— Begin —

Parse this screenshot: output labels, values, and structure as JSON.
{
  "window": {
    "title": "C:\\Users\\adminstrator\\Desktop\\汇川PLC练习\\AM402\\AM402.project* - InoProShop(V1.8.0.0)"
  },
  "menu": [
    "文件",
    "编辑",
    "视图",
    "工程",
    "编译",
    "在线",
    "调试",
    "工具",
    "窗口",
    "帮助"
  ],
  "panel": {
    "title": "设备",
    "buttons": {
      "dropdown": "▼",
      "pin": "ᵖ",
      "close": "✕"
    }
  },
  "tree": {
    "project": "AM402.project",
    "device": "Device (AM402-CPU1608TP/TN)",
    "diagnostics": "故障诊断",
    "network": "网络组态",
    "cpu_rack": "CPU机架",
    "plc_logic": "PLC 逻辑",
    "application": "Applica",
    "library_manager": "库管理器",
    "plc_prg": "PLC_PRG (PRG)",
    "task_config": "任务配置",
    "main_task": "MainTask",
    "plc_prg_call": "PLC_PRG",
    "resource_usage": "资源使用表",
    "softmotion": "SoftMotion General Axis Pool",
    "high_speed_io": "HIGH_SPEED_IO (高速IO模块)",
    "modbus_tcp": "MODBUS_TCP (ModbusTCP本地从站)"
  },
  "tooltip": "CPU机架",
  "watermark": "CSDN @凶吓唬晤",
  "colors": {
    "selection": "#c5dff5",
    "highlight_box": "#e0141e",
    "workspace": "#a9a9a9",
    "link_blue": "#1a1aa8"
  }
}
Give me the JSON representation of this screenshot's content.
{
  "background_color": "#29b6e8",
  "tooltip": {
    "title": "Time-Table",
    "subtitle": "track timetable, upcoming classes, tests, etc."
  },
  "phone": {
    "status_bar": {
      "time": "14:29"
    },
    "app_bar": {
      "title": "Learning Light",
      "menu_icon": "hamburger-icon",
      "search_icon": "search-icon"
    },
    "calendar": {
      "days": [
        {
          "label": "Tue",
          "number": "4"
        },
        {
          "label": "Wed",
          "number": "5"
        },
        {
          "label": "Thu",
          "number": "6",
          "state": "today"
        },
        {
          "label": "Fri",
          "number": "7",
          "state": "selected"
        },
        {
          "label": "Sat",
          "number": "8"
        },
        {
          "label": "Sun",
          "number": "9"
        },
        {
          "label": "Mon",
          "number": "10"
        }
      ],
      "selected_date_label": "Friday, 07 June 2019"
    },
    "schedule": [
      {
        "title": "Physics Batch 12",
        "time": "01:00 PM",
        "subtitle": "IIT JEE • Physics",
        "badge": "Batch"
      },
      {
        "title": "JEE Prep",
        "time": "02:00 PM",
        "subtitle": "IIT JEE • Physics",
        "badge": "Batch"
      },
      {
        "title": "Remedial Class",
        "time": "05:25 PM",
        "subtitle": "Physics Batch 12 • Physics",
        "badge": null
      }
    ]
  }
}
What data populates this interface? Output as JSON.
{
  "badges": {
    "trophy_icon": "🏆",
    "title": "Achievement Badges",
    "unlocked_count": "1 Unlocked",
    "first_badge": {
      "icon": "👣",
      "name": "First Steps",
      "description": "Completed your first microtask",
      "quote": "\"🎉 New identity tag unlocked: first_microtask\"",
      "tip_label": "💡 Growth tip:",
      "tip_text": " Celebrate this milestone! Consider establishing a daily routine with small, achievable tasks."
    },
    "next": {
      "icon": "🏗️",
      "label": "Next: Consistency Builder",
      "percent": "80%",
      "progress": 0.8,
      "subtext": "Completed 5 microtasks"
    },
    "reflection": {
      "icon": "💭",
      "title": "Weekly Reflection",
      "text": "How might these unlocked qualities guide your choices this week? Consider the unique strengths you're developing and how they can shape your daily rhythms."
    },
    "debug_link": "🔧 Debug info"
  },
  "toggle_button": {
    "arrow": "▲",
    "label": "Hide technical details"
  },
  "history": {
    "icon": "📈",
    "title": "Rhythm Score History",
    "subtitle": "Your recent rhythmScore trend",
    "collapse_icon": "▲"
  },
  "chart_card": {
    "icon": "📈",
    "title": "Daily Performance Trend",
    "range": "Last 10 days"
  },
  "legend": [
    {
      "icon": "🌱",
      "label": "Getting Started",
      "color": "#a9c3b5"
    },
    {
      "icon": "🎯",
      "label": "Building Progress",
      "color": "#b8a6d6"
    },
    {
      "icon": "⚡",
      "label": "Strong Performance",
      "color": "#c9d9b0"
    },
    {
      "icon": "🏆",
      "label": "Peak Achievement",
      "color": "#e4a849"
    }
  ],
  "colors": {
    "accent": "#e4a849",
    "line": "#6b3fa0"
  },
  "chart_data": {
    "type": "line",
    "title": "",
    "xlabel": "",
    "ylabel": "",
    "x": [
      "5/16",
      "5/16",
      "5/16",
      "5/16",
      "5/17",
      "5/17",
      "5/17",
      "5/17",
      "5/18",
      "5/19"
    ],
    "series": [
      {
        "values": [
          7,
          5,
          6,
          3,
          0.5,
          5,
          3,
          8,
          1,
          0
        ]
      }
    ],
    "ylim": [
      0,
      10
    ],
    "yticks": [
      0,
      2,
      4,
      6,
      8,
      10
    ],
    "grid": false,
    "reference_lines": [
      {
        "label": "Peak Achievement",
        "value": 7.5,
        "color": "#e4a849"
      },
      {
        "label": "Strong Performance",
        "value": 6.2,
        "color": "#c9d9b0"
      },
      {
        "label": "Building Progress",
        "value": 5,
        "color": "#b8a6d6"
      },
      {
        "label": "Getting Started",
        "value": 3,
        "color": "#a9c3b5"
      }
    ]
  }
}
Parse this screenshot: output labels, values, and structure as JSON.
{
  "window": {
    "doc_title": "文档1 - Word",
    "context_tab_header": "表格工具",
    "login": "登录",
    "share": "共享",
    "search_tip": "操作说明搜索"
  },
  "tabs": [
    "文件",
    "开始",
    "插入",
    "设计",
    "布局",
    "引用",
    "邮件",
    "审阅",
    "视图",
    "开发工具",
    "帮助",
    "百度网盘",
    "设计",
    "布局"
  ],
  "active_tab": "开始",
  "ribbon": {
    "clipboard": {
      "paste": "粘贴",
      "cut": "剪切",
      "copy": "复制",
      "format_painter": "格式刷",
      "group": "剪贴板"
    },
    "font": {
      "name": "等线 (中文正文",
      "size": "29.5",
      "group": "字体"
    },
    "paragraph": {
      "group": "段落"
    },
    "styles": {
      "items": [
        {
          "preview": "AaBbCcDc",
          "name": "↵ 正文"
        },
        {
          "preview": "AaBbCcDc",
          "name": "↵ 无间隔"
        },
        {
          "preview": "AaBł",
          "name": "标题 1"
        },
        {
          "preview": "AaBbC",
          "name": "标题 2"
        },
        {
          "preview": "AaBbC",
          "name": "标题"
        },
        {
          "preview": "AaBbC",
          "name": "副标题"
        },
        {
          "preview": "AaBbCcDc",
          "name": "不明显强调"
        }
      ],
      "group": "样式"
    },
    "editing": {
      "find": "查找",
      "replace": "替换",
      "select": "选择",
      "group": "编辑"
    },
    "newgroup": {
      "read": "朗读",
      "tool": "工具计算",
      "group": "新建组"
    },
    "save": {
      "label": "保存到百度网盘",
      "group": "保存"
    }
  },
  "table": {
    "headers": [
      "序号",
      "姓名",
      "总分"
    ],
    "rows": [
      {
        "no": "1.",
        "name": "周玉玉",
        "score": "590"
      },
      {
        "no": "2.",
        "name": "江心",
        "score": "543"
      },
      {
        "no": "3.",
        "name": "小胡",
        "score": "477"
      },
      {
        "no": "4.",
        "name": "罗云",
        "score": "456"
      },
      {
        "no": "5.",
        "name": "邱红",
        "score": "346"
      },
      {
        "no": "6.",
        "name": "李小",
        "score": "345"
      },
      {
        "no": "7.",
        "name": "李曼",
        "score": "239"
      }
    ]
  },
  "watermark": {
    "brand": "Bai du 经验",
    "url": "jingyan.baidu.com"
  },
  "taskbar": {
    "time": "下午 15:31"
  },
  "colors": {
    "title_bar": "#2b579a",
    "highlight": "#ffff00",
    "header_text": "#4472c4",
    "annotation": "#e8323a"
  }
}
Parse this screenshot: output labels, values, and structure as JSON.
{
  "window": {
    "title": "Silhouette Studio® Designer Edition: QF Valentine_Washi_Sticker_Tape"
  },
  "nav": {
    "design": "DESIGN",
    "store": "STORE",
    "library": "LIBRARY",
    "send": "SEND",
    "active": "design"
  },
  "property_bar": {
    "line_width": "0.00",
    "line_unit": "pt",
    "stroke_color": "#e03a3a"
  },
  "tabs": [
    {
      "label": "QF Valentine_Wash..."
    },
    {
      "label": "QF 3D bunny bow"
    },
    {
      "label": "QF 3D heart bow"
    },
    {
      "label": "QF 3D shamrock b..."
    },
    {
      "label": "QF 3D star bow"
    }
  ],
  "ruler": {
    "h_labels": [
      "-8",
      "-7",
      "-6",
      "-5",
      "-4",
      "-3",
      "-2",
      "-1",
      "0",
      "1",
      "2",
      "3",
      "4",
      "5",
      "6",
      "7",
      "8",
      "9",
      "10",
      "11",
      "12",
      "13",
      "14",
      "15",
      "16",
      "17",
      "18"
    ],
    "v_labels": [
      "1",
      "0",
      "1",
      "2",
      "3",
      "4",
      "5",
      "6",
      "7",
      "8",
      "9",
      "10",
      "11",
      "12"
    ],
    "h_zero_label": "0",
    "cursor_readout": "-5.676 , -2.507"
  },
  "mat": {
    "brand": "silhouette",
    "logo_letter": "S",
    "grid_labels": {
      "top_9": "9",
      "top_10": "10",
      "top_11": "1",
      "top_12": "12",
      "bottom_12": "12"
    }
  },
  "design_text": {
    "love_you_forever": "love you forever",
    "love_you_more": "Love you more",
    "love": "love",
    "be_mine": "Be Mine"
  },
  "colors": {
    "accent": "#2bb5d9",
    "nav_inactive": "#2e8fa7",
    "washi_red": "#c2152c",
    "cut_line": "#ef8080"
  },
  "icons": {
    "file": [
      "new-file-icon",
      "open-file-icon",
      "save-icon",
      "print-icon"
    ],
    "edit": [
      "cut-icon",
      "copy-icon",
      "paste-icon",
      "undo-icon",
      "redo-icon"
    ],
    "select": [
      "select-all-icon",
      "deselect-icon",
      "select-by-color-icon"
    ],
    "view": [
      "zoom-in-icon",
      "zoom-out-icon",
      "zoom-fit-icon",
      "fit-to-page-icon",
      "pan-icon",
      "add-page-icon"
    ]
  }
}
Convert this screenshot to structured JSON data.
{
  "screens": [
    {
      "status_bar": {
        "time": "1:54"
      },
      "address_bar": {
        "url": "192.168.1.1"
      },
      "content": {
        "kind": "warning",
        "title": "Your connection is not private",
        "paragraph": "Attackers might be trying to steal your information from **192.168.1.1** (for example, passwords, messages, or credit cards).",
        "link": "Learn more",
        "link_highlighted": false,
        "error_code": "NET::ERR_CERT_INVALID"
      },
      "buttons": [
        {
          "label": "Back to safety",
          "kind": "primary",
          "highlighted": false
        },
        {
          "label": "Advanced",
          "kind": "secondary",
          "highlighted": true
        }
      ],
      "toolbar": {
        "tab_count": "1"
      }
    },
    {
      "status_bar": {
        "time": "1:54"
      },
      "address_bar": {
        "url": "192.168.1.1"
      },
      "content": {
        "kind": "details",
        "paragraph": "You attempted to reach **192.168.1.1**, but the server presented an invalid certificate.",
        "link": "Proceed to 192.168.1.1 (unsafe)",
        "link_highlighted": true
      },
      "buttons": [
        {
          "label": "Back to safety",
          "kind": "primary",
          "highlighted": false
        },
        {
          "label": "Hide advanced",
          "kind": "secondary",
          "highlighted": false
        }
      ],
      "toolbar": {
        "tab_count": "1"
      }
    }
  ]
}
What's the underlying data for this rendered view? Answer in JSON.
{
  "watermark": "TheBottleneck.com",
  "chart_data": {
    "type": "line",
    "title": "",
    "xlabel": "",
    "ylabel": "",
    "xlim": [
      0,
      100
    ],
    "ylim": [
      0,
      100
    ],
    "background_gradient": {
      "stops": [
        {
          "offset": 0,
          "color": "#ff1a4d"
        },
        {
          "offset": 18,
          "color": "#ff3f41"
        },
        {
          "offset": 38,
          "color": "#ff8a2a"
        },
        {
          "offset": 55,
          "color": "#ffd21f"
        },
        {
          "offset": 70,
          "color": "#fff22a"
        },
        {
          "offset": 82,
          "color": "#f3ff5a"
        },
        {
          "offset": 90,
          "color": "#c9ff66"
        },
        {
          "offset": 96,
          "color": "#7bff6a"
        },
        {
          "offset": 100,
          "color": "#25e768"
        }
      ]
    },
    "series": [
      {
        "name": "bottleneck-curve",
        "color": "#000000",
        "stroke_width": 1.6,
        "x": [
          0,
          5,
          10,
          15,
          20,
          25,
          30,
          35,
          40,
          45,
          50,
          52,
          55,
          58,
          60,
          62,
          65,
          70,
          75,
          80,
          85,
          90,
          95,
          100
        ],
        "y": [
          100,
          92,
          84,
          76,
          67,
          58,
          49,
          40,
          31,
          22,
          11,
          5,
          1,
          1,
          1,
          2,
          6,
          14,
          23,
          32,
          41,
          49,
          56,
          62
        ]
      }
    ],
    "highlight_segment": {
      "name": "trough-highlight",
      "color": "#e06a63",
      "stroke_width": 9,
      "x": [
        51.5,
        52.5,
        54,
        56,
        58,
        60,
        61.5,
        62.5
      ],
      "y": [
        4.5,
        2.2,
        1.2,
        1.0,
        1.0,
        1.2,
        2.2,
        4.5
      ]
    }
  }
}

— End —

EXERCISE OBJECTIVE → Show all lines from the listing above in which "Strong" appears.

ANSWER TO THE PROBLEM →
      "label": "Strong Performance",
        "label": "Strong Performance",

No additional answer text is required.